--- start of WORKING DATA ---

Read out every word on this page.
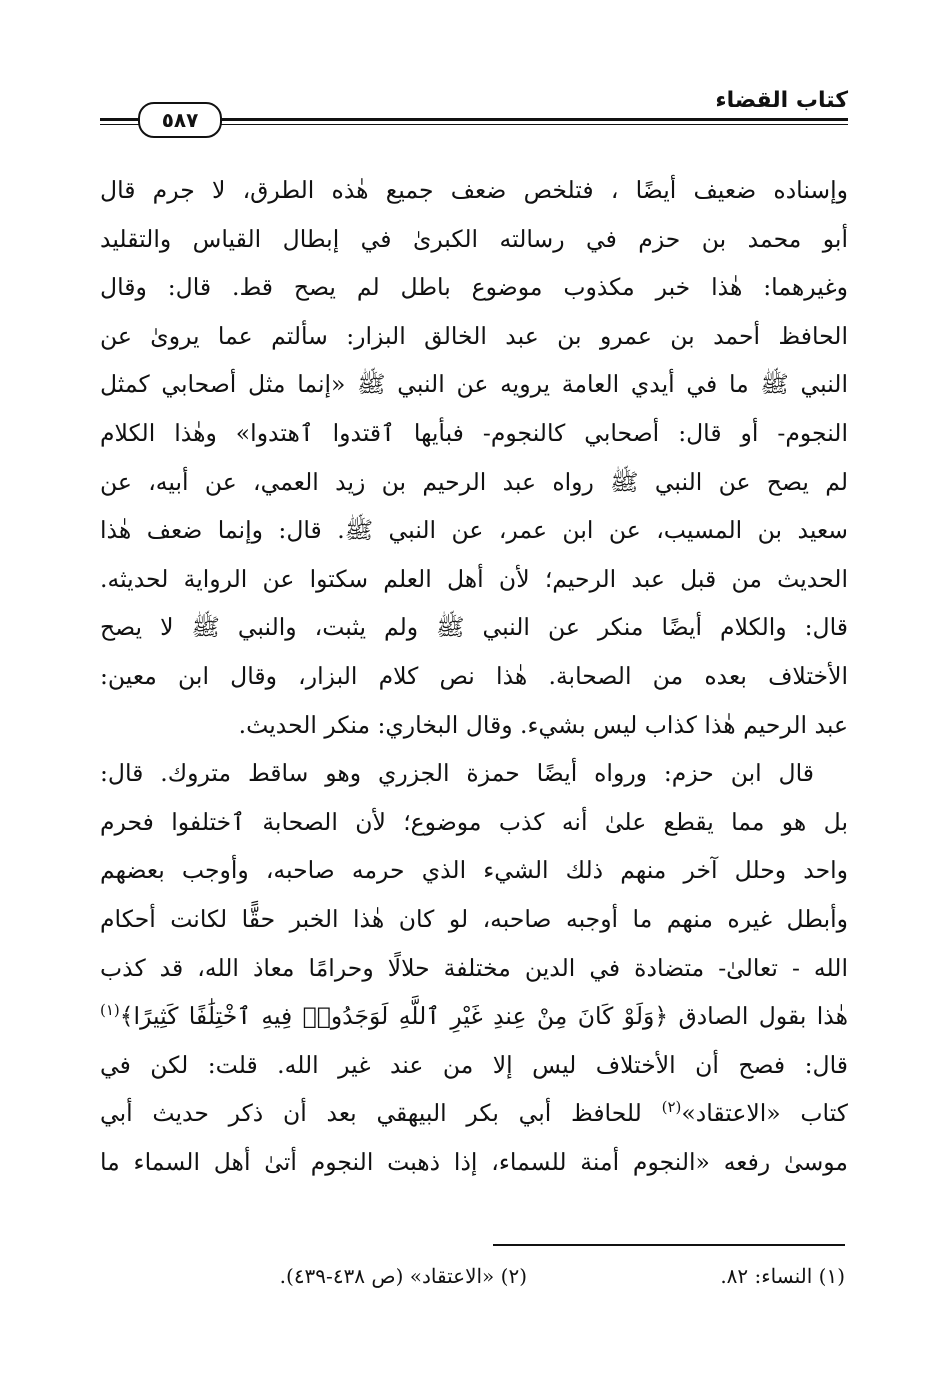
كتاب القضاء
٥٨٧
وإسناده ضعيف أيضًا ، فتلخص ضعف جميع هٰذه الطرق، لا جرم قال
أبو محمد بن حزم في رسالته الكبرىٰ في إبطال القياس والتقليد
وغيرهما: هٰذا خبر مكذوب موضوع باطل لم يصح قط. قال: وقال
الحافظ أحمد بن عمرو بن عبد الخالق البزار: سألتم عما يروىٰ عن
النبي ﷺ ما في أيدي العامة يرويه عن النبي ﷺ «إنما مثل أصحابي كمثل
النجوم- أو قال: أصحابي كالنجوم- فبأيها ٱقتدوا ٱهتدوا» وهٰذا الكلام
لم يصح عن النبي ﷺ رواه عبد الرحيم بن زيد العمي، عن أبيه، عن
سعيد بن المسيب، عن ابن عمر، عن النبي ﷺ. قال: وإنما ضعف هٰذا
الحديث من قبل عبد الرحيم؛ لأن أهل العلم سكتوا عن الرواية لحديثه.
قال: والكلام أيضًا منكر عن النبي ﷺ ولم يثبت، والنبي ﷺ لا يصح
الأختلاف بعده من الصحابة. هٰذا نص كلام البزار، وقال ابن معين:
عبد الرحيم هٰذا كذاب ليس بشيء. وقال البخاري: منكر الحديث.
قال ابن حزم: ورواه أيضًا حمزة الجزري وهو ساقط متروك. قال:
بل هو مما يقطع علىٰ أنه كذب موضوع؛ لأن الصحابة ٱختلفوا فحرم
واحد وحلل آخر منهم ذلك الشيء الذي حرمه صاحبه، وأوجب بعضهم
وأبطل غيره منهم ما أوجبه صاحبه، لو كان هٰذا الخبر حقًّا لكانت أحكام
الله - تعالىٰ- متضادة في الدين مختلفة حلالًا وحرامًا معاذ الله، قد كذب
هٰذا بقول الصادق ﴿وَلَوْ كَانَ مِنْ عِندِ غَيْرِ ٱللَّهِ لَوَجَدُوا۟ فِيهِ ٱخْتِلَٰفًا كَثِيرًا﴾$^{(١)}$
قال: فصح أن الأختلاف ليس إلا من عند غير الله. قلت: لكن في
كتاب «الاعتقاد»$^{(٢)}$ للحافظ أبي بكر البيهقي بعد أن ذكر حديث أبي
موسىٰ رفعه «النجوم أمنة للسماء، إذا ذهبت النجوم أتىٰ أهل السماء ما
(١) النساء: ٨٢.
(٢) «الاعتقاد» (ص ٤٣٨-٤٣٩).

--- end of WORKING DATA ---

### TASK TO CARRY OUT
Reproduce each line exactly, please, except for any pictures.

### FINAL RESULT
Read out every word on this page.
كتاب القضاء
٥٨٧
وإسناده ضعيف أيضًا ، فتلخص ضعف جميع هٰذه الطرق، لا جرم قال
أبو محمد بن حزم في رسالته الكبرىٰ في إبطال القياس والتقليد
وغيرهما: هٰذا خبر مكذوب موضوع باطل لم يصح قط. قال: وقال
الحافظ أحمد بن عمرو بن عبد الخالق البزار: سألتم عما يروىٰ عن
النبي ﷺ ما في أيدي العامة يرويه عن النبي ﷺ «إنما مثل أصحابي كمثل
النجوم- أو قال: أصحابي كالنجوم- فبأيها ٱقتدوا ٱهتدوا» وهٰذا الكلام
لم يصح عن النبي ﷺ رواه عبد الرحيم بن زيد العمي، عن أبيه، عن
سعيد بن المسيب، عن ابن عمر، عن النبي ﷺ. قال: وإنما ضعف هٰذا
الحديث من قبل عبد الرحيم؛ لأن أهل العلم سكتوا عن الرواية لحديثه.
قال: والكلام أيضًا منكر عن النبي ﷺ ولم يثبت، والنبي ﷺ لا يصح
الأختلاف بعده من الصحابة. هٰذا نص كلام البزار، وقال ابن معين:
عبد الرحيم هٰذا كذاب ليس بشيء. وقال البخاري: منكر الحديث.
قال ابن حزم: ورواه أيضًا حمزة الجزري وهو ساقط متروك. قال:
بل هو مما يقطع علىٰ أنه كذب موضوع؛ لأن الصحابة ٱختلفوا فحرم
واحد وحلل آخر منهم ذلك الشيء الذي حرمه صاحبه، وأوجب بعضهم
وأبطل غيره منهم ما أوجبه صاحبه، لو كان هٰذا الخبر حقًّا لكانت أحكام
الله - تعالىٰ- متضادة في الدين مختلفة حلالًا وحرامًا معاذ الله، قد كذب
هٰذا بقول الصادق ﴿وَلَوْ كَانَ مِنْ عِندِ غَيْرِ ٱللَّهِ لَوَجَدُوا۟ فِيهِ ٱخْتِلَٰفًا كَثِيرًا﴾$^{(١)}$
قال: فصح أن الأختلاف ليس إلا من عند غير الله. قلت: لكن في
كتاب «الاعتقاد»$^{(٢)}$ للحافظ أبي بكر البيهقي بعد أن ذكر حديث أبي
موسىٰ رفعه «النجوم أمنة للسماء، إذا ذهبت النجوم أتىٰ أهل السماء ما
(١) النساء: ٨٢.
(٢) «الاعتقاد» (ص ٤٣٨-٤٣٩).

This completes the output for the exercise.